_Prompt_
Type out all the records once more, exactly.
════
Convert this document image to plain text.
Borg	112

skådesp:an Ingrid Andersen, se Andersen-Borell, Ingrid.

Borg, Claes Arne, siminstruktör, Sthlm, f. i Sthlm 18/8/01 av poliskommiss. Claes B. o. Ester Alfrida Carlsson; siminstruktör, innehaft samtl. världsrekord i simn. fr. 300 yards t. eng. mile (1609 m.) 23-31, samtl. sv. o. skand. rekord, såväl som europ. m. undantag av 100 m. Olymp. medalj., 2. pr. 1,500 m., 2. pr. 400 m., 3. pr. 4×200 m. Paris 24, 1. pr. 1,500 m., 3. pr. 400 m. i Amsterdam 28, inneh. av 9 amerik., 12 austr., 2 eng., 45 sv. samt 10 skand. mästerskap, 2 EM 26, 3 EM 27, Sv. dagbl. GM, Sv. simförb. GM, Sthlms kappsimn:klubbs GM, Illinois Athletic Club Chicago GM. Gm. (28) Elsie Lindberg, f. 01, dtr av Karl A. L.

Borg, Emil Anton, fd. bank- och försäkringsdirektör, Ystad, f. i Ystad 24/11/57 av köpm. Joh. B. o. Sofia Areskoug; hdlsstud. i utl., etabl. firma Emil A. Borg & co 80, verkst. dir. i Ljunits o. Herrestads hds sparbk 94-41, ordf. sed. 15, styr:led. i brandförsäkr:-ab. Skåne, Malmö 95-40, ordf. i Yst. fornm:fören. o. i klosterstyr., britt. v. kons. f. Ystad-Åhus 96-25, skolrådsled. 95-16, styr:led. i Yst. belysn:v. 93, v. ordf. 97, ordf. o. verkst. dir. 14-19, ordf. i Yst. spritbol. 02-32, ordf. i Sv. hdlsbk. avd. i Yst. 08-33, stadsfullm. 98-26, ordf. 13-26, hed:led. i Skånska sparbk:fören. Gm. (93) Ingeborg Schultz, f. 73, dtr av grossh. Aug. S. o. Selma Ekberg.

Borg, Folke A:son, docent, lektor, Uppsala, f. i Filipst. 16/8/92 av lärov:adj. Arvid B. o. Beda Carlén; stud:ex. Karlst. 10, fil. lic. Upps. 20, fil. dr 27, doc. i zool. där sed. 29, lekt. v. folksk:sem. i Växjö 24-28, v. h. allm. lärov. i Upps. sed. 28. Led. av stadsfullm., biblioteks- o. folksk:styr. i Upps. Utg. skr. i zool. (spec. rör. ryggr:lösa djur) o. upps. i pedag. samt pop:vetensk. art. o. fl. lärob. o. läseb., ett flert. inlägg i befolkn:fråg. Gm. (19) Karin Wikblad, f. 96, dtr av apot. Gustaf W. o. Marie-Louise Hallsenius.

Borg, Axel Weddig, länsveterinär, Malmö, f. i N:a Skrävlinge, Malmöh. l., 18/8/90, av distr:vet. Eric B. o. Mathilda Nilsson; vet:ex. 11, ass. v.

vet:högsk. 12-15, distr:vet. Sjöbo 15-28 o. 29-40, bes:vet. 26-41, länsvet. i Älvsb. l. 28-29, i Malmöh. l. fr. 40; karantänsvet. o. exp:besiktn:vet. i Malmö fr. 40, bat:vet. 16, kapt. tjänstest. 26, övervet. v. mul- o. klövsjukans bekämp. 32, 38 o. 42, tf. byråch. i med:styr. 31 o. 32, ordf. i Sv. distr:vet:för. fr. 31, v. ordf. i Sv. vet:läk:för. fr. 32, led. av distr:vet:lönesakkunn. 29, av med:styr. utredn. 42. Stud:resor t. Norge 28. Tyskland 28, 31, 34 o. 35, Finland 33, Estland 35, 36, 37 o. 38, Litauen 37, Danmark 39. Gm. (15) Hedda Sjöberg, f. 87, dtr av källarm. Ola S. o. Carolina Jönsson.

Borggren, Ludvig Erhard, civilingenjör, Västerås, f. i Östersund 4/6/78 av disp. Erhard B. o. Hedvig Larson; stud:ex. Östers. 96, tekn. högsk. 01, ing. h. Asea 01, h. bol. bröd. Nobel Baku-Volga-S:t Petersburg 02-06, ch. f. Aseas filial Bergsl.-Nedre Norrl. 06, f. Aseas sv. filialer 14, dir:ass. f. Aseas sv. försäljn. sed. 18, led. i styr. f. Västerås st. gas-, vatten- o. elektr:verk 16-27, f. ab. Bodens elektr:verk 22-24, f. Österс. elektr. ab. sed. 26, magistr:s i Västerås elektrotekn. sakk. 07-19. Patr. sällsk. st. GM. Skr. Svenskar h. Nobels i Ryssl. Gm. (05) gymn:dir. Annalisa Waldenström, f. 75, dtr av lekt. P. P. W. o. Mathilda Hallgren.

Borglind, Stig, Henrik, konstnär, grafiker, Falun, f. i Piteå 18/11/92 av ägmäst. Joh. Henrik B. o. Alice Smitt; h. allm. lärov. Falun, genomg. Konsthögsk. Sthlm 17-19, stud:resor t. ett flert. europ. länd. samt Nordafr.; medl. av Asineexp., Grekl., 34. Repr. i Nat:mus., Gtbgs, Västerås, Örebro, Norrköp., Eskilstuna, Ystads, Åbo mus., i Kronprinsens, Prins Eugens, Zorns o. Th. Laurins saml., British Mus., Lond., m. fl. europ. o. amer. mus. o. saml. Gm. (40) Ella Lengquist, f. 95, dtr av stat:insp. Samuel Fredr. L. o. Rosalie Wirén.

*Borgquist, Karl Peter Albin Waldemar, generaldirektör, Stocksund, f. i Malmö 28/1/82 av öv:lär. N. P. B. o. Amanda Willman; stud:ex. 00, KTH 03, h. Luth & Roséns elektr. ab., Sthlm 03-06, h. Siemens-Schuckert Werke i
════
_Response to the exercise_
Convert this document image to plain text.
Borg	112

skådesp:an Ingrid Andersen, se Andersen-Borell, Ingrid.

Borg, Claes Arne, siminstruktör, Sthlm, f. i Sthlm 18/8/01 av poliskommiss. Claes B. o. Ester Alfrida Carlsson; siminstruktör, innehaft samtl. världsrekord i simn. fr. 300 yards t. eng. mile (1609 m.) 23-31, samtl. sv. o. skand. rekord, såväl som europ. m. undantag av 100 m. Olymp. medalj., 2. pr. 1,500 m., 2. pr. 400 m., 3. pr. 4×200 m. Paris 24, 1. pr. 1,500 m., 3. pr. 400 m. i Amsterdam 28, inneh. av 9 amerik., 12 austr., 2 eng., 45 sv. samt 10 skand. mästerskap, 2 EM 26, 3 EM 27, Sv. dagbl. GM, Sv. simförb. GM, Sthlms kappsimn:klubbs GM, Illinois Athletic Club Chicago GM. Gm. (28) Elsie Lindberg, f. 01, dtr av Karl A. L.

Borg, Emil Anton, fd. bank- och försäkringsdirektör, Ystad, f. i Ystad 24/11/57 av köpm. Joh. B. o. Sofia Areskoug; hdlsstud. i utl., etabl. firma Emil A. Borg & co 80, verkst. dir. i Ljunits o. Herrestads hds sparbk 94-41, ordf. sed. 15, styr:led. i brandförsäkr:-ab. Skåne, Malmö 95-40, ordf. i Yst. fornm:fören. o. i klosterstyr., britt. v. kons. f. Ystad-Åhus 96-25, skolrådsled. 95-16, styr:led. i Yst. belysn:v. 93, v. ordf. 97, ordf. o. verkst. dir. 14-19, ordf. i Yst. spritbol. 02-32, ordf. i Sv. hdlsbk. avd. i Yst. 08-33, stadsfullm. 98-26, ordf. 13-26, hed:led. i Skånska sparbk:fören. Gm. (93) Ingeborg Schultz, f. 73, dtr av grossh. Aug. S. o. Selma Ekberg.

Borg, Folke A:son, docent, lektor, Uppsala, f. i Filipst. 16/8/92 av lärov:adj. Arvid B. o. Beda Carlén; stud:ex. Karlst. 10, fil. lic. Upps. 20, fil. dr 27, doc. i zool. där sed. 29, lekt. v. folksk:sem. i Växjö 24-28, v. h. allm. lärov. i Upps. sed. 28. Led. av stadsfullm., biblioteks- o. folksk:styr. i Upps. Utg. skr. i zool. (spec. rör. ryggr:lösa djur) o. upps. i pedag. samt pop:vetensk. art. o. fl. lärob. o. läseb., ett flert. inlägg i befolkn:fråg. Gm. (19) Karin Wikblad, f. 96, dtr av apot. Gustaf W. o. Marie-Louise Hallsenius.

Borg, Axel Weddig, länsveterinär, Malmö, f. i N:a Skrävlinge, Malmöh. l., 18/8/90, av distr:vet. Eric B. o. Mathilda Nilsson; vet:ex. 11, ass. v.

vet:högsk. 12-15, distr:vet. Sjöbo 15-28 o. 29-40, bes:vet. 26-41, länsvet. i Älvsb. l. 28-29, i Malmöh. l. fr. 40; karantänsvet. o. exp:besiktn:vet. i Malmö fr. 40, bat:vet. 16, kapt. tjänstest. 26, övervet. v. mul- o. klövsjukans bekämp. 32, 38 o. 42, tf. byråch. i med:styr. 31 o. 32, ordf. i Sv. distr:vet:för. fr. 31, v. ordf. i Sv. vet:läk:för. fr. 32, led. av distr:vet:lönesakkunn. 29, av med:styr. utredn. 42. Stud:resor t. Norge 28. Tyskland 28, 31, 34 o. 35, Finland 33, Estland 35, 36, 37 o. 38, Litauen 37, Danmark 39. Gm. (15) Hedda Sjöberg, f. 87, dtr av källarm. Ola S. o. Carolina Jönsson.

Borggren, Ludvig Erhard, civilingenjör, Västerås, f. i Östersund 4/6/78 av disp. Erhard B. o. Hedvig Larson; stud:ex. Östers. 96, tekn. högsk. 01, ing. h. Asea 01, h. bol. bröd. Nobel Baku-Volga-S:t Petersburg 02-06, ch. f. Aseas filial Bergsl.-Nedre Norrl. 06, f. Aseas sv. filialer 14, dir:ass. f. Aseas sv. försäljn. sed. 18, led. i styr. f. Västerås st. gas-, vatten- o. elektr:verk 16-27, f. ab. Bodens elektr:verk 22-24, f. Österс. elektr. ab. sed. 26, magistr:s i Västerås elektrotekn. sakk. 07-19. Patr. sällsk. st. GM. Skr. Svenskar h. Nobels i Ryssl. Gm. (05) gymn:dir. Annalisa Waldenström, f. 75, dtr av lekt. P. P. W. o. Mathilda Hallgren.

Borglind, Stig, Henrik, konstnär, grafiker, Falun, f. i Piteå 18/11/92 av ägmäst. Joh. Henrik B. o. Alice Smitt; h. allm. lärov. Falun, genomg. Konsthögsk. Sthlm 17-19, stud:resor t. ett flert. europ. länd. samt Nordafr.; medl. av Asineexp., Grekl., 34. Repr. i Nat:mus., Gtbgs, Västerås, Örebro, Norrköp., Eskilstuna, Ystads, Åbo mus., i Kronprinsens, Prins Eugens, Zorns o. Th. Laurins saml., British Mus., Lond., m. fl. europ. o. amer. mus. o. saml. Gm. (40) Ella Lengquist, f. 95, dtr av stat:insp. Samuel Fredr. L. o. Rosalie Wirén.

*Borgquist, Karl Peter Albin Waldemar, generaldirektör, Stocksund, f. i Malmö 28/1/82 av öv:lär. N. P. B. o. Amanda Willman; stud:ex. 00, KTH 03, h. Luth & Roséns elektr. ab., Sthlm 03-06, h. Siemens-Schuckert Werke i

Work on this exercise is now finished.